Coordinate annotation records:
☆ ☆ ☆ ☆ ☆ ☆ ☆

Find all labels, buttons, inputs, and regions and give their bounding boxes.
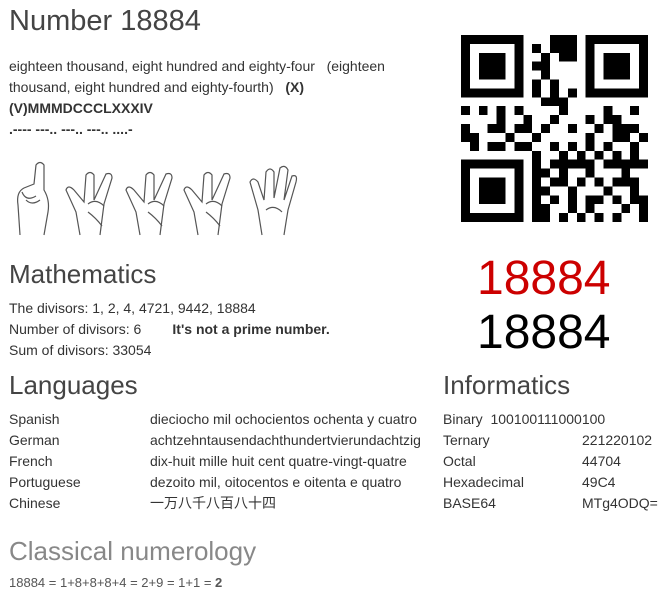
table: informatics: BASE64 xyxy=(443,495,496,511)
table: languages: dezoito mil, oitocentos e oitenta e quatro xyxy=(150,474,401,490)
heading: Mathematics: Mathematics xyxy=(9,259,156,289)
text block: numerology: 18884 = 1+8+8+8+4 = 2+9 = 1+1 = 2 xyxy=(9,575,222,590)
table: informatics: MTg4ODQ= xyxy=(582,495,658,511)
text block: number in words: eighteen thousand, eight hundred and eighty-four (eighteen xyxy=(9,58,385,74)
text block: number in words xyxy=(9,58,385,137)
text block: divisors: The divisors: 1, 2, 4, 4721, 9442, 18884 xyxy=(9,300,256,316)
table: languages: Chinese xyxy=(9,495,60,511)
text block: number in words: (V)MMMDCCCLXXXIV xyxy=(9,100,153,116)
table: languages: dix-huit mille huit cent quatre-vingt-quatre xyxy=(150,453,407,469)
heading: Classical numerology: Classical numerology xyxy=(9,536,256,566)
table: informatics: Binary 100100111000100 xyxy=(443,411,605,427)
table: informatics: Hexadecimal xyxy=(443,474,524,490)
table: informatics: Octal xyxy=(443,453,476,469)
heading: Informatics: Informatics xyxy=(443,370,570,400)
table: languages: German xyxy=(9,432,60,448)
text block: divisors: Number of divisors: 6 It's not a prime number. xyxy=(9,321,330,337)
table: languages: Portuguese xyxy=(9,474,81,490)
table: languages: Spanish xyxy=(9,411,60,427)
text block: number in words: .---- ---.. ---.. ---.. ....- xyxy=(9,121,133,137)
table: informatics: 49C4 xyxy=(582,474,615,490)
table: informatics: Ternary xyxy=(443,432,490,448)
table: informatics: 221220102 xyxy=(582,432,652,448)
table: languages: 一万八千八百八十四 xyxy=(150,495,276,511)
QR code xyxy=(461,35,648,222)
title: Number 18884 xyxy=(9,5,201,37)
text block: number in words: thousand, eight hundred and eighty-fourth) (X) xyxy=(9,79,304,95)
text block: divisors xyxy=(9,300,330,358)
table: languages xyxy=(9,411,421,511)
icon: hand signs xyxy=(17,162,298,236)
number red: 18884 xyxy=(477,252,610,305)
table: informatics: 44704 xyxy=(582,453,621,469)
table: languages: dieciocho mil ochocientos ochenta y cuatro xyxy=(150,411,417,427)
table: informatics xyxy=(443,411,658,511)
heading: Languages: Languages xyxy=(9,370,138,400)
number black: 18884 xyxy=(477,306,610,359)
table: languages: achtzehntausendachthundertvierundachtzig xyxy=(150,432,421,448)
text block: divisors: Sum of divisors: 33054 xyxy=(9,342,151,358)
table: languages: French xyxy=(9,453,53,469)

☆ ☆ ☆ ☆ ☆ ☆ ☆

_Instructions to follow_
Repeat the entries word for word, starting with the line that contains "table: informatics: BASE64" and going on through the line that contains "table: informatics: Ternary".

_Output for this exercise_
table: informatics: BASE64 xyxy=(443,495,496,511)
table: languages: dezoito mil, oitocentos e oitenta e quatro xyxy=(150,474,401,490)
heading: Mathematics: Mathematics xyxy=(9,259,156,289)
text block: numerology: 18884 = 1+8+8+8+4 = 2+9 = 1+1 = 2 xyxy=(9,575,222,590)
table: informatics: MTg4ODQ= xyxy=(582,495,658,511)
text block: number in words: eighteen thousand, eight hundred and eighty-four (eighteen xyxy=(9,58,385,74)
text block: number in words xyxy=(9,58,385,137)
text block: divisors: The divisors: 1, 2, 4, 4721, 9442, 18884 xyxy=(9,300,256,316)
table: languages: Chinese xyxy=(9,495,60,511)
text block: number in words: (V)MMMDCCCLXXXIV xyxy=(9,100,153,116)
table: languages: dix-huit mille huit cent quatre-vingt-quatre xyxy=(150,453,407,469)
heading: Classical numerology: Classical numerology xyxy=(9,536,256,566)
table: informatics: Binary 100100111000100 xyxy=(443,411,605,427)
table: informatics: Hexadecimal xyxy=(443,474,524,490)
table: informatics: Octal xyxy=(443,453,476,469)
heading: Informatics: Informatics xyxy=(443,370,570,400)
table: languages: German xyxy=(9,432,60,448)
text block: divisors: Number of divisors: 6 It's not a prime number. xyxy=(9,321,330,337)
table: languages: Portuguese xyxy=(9,474,81,490)
table: languages: Spanish xyxy=(9,411,60,427)
text block: number in words: .---- ---.. ---.. ---.. ....- xyxy=(9,121,133,137)
table: informatics: 49C4 xyxy=(582,474,615,490)
table: informatics: Ternary xyxy=(443,432,490,448)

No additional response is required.